— start of Provided data —

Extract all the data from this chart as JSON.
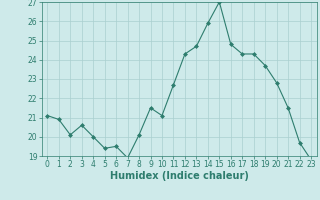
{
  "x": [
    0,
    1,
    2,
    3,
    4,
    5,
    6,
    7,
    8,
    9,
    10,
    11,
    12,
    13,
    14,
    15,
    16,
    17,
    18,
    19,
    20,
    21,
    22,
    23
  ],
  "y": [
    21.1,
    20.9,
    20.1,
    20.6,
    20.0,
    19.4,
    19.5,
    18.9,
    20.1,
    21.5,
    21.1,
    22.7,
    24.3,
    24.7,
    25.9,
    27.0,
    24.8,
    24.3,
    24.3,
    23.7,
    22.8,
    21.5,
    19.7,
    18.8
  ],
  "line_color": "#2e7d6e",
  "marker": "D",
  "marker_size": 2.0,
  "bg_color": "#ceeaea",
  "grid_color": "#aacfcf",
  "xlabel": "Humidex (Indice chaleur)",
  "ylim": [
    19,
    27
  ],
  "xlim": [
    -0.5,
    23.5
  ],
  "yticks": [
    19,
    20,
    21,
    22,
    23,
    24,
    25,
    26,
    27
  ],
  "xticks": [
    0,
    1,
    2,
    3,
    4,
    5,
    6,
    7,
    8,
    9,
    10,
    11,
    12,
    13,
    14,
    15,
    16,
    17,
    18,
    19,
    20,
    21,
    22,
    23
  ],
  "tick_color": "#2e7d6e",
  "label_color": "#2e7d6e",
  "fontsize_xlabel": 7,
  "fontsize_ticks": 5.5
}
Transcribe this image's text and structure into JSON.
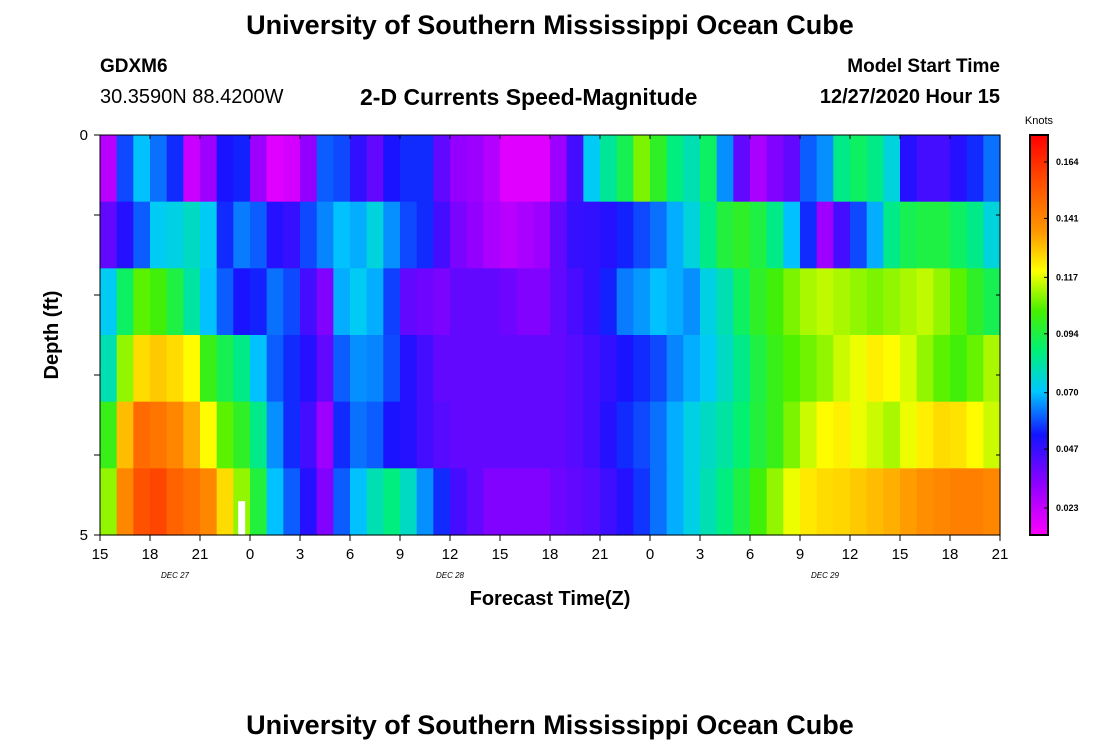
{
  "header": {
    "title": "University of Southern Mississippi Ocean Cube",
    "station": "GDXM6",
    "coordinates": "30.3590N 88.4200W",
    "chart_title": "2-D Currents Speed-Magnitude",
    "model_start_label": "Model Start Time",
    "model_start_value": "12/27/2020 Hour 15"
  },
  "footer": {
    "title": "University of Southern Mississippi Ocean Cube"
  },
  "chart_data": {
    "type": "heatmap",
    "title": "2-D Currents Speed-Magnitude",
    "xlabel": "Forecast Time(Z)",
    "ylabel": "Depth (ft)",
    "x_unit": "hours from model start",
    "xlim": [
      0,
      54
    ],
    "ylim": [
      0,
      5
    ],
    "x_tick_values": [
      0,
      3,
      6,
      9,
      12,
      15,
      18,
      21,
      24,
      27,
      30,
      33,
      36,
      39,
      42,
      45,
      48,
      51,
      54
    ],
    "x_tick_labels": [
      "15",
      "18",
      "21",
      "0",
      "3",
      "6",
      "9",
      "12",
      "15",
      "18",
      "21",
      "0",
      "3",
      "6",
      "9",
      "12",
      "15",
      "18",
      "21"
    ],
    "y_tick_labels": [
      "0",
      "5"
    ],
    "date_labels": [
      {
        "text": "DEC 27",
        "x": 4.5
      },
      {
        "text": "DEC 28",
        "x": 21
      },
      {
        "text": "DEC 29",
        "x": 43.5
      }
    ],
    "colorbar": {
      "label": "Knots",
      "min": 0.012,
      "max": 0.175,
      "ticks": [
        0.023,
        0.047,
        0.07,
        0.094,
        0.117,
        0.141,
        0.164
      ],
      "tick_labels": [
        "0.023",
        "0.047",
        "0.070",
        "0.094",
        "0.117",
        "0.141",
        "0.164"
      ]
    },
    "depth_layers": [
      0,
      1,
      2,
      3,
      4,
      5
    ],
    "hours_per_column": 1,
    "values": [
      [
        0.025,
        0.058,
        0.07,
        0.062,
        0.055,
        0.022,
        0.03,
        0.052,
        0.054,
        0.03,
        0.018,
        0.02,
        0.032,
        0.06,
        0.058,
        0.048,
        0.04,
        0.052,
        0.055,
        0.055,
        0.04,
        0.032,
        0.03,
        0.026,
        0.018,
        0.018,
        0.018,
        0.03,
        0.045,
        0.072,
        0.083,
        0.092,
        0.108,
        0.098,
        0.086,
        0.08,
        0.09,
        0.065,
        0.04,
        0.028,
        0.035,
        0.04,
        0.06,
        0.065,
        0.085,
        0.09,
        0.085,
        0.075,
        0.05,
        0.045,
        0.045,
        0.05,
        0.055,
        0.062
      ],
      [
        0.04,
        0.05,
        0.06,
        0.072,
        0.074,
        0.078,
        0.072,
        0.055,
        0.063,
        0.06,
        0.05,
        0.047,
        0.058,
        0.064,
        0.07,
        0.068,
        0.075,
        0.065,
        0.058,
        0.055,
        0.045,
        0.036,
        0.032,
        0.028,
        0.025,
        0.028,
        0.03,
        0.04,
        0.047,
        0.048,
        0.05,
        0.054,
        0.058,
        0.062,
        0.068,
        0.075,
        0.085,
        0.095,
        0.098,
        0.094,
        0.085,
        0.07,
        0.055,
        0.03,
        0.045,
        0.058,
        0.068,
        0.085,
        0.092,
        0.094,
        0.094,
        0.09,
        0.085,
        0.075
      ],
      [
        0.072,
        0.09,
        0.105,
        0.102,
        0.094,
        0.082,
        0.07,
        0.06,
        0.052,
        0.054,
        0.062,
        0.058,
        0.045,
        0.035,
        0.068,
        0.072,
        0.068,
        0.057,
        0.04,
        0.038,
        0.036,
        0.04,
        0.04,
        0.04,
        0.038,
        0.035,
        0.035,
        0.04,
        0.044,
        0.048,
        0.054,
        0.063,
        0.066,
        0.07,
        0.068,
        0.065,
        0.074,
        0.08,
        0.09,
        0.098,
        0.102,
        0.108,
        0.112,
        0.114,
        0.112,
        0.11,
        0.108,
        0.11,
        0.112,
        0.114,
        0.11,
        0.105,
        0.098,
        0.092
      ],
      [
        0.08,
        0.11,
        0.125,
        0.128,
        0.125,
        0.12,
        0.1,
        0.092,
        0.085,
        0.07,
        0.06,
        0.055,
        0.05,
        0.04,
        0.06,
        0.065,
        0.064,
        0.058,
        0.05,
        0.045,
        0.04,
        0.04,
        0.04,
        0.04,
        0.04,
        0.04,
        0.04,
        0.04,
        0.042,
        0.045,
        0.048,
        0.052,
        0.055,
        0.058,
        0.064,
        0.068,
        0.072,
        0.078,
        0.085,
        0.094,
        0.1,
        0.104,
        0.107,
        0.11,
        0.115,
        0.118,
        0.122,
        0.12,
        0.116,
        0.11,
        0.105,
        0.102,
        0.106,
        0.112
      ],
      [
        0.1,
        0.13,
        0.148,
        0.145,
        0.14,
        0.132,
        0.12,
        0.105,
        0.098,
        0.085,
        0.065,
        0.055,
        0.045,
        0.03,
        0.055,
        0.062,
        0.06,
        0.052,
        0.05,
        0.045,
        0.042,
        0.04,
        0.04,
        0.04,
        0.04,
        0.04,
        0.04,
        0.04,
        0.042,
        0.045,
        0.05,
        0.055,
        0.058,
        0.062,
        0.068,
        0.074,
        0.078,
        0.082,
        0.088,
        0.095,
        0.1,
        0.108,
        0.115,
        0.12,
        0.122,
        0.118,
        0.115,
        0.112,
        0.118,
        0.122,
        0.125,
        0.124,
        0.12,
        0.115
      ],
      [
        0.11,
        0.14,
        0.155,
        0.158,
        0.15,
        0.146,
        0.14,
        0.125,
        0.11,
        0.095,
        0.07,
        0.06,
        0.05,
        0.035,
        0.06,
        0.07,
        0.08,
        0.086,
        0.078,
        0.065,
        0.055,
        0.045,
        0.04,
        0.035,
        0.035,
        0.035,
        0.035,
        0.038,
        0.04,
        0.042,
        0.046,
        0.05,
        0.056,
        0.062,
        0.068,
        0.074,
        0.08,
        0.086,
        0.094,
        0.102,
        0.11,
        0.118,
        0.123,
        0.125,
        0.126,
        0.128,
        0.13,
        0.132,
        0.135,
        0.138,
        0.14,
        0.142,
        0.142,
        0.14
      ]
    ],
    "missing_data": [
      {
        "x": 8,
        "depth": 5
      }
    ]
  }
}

— end of Provided data —

*Task instructions*. Extract every line from the records above that contains the word "Magnitude".

*Complete output*.
    "chart_title": "2-D Currents Speed-Magnitude",
    "title": "2-D Currents Speed-Magnitude",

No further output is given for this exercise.